■ What to do:
Go through the listing and pick out each line with the word "Cerebrales" in it.
::: Stored records :::
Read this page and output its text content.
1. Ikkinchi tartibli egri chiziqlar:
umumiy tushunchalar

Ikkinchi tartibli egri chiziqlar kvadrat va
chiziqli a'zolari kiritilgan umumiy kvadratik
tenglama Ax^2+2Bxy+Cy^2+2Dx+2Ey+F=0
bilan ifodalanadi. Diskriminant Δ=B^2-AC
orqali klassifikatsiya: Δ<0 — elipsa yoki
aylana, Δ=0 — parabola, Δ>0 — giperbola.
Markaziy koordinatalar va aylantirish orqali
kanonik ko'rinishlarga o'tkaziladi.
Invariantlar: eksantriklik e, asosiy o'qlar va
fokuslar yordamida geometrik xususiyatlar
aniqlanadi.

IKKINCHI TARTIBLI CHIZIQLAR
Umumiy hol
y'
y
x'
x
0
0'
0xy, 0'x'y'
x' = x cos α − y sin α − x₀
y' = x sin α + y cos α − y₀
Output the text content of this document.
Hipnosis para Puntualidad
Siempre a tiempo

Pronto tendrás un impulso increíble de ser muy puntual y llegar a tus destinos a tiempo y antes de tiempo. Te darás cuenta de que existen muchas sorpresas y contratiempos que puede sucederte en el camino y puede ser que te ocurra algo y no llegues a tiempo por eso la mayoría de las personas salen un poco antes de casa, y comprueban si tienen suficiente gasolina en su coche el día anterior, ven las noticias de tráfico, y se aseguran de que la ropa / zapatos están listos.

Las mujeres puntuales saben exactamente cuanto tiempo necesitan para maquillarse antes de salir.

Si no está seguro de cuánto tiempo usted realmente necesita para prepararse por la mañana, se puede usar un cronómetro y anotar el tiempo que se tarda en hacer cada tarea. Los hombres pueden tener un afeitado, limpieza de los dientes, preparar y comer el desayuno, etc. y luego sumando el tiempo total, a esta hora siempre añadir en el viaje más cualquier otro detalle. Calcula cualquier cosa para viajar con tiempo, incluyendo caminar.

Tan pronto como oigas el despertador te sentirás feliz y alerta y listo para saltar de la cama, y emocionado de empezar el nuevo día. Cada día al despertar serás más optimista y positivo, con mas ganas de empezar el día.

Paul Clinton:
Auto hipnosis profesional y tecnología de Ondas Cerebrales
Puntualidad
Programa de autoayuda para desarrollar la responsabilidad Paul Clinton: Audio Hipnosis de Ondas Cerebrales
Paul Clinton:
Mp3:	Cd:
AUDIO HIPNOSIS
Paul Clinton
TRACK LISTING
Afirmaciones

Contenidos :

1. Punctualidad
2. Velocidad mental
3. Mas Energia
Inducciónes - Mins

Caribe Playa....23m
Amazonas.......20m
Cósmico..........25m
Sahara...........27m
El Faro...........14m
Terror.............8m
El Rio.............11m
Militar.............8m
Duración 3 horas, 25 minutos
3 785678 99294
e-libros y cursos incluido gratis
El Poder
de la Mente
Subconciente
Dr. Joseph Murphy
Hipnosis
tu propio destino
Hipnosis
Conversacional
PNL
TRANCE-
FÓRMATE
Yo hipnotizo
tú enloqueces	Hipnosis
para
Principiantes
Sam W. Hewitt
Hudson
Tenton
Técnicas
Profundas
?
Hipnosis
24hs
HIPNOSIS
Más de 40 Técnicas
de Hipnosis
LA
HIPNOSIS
:::
■ Exercise answer:
Auto hipnosis profesional y tecnología de Ondas Cerebrales
Programa de autoayuda para desarrollar la responsabilidad Paul Clinton: Audio Hipnosis de Ondas Cerebrales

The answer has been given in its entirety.